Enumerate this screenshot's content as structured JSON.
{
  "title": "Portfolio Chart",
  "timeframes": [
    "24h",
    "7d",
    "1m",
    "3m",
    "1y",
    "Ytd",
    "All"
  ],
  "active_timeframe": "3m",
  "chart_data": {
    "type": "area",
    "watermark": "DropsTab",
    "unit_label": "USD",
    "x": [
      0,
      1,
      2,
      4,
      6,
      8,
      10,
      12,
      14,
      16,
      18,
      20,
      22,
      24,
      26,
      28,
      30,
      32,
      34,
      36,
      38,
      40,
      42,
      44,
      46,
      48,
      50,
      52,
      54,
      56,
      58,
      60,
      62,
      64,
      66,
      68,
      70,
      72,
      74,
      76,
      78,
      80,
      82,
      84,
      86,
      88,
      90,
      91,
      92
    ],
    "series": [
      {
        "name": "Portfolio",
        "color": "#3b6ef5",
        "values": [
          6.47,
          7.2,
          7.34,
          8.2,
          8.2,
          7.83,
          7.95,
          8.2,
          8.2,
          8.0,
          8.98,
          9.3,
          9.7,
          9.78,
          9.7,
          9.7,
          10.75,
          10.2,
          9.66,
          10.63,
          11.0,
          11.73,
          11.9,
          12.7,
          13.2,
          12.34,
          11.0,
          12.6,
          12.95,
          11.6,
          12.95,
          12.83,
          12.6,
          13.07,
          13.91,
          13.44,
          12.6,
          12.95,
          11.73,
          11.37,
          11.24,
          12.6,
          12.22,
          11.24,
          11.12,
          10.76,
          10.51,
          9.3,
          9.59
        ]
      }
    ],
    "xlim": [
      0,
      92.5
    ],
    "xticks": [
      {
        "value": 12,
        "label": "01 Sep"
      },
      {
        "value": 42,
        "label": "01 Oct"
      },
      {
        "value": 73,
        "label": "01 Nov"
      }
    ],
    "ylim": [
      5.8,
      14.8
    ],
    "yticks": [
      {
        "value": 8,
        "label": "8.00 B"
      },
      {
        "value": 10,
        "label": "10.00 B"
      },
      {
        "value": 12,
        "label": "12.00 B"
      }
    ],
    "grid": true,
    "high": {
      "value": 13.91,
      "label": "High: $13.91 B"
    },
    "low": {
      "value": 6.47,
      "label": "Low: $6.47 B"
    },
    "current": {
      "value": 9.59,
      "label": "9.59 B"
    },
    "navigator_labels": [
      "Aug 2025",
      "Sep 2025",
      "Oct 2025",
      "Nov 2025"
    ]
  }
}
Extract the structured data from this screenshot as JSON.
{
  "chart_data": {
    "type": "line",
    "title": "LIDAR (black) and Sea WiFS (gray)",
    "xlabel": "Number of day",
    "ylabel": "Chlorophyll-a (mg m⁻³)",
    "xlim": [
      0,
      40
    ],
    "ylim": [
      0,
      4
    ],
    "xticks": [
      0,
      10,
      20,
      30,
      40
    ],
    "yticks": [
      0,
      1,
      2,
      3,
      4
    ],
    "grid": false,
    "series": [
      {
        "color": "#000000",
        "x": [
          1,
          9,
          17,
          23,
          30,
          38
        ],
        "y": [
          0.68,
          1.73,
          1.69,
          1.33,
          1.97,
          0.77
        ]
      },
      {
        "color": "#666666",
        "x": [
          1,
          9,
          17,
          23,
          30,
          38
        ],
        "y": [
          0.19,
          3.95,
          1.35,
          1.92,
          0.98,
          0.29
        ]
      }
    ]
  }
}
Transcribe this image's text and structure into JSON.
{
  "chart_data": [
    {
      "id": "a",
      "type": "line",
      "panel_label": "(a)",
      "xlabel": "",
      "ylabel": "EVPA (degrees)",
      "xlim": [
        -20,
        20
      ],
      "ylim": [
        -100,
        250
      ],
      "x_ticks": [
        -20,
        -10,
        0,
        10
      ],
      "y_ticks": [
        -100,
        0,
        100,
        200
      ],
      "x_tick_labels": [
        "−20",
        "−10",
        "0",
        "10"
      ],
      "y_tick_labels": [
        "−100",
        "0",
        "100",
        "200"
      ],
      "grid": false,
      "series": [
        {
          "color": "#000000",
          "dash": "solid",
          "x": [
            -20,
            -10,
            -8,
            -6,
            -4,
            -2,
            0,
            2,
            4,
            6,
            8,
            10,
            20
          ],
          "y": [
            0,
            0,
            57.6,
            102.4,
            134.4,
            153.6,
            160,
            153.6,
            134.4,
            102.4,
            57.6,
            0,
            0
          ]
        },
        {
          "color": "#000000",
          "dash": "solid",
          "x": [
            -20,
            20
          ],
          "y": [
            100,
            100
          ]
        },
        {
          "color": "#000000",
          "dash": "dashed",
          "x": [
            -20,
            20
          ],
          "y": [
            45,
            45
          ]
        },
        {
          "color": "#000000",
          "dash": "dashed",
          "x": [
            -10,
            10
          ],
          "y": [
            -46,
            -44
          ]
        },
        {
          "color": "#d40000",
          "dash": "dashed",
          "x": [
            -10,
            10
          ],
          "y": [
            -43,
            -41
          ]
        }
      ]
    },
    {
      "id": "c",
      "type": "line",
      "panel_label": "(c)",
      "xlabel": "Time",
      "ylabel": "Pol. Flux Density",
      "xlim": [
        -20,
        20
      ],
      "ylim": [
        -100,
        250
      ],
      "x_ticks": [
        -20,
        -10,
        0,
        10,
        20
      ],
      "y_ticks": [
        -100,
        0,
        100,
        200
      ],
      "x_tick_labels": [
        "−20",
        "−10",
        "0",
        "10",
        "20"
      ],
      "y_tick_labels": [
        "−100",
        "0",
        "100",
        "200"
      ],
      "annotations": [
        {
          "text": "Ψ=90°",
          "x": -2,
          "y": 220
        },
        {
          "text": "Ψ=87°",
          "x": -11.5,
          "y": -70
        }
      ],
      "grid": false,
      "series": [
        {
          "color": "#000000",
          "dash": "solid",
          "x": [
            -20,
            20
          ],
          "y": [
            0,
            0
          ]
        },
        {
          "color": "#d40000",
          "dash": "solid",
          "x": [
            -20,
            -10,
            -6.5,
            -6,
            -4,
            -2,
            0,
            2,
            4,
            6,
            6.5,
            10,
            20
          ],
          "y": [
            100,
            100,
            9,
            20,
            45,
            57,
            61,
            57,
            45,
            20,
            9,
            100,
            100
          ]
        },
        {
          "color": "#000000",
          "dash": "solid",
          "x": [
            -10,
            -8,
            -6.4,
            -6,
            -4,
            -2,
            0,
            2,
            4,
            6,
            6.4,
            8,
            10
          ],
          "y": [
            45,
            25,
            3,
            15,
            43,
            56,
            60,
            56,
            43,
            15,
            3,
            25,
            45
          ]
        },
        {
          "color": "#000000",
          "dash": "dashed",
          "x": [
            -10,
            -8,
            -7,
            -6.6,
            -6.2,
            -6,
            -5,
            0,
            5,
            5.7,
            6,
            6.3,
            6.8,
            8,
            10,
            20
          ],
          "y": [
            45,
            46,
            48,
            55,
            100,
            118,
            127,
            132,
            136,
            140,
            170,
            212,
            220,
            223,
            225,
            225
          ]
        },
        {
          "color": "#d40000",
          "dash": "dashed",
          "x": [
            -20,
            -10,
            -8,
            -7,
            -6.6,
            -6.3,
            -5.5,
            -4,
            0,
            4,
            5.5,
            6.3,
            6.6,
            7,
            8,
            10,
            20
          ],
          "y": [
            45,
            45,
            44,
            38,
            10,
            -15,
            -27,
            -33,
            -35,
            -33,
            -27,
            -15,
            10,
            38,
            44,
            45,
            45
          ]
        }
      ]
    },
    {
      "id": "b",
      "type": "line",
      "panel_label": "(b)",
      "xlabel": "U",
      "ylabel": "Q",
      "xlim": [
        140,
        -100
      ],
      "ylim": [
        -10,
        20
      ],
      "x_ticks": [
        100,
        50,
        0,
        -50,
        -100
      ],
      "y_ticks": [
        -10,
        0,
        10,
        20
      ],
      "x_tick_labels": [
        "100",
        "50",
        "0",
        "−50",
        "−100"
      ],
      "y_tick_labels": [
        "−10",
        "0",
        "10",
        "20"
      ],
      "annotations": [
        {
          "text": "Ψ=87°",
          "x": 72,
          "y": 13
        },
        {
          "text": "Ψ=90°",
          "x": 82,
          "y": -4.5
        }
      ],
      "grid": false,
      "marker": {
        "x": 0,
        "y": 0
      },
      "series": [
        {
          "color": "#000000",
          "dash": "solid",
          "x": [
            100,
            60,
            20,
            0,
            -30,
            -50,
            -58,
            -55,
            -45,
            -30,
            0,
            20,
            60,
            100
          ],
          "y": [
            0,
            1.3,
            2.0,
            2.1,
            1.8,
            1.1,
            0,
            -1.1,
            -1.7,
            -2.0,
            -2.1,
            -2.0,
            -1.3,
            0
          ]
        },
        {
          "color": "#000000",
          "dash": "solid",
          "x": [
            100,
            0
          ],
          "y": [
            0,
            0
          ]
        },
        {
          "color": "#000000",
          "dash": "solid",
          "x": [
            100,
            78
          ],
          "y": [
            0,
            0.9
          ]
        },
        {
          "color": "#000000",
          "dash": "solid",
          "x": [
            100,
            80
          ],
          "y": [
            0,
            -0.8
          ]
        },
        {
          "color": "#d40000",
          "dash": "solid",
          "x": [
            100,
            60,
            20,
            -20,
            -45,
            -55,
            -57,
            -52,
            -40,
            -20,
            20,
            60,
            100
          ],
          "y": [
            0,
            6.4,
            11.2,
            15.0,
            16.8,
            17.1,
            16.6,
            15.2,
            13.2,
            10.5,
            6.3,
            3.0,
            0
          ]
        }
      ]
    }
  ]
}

..............................

Brief:
Count every line in the preceding entries where the string "structured" appears, then state only the total.

The completed task:
2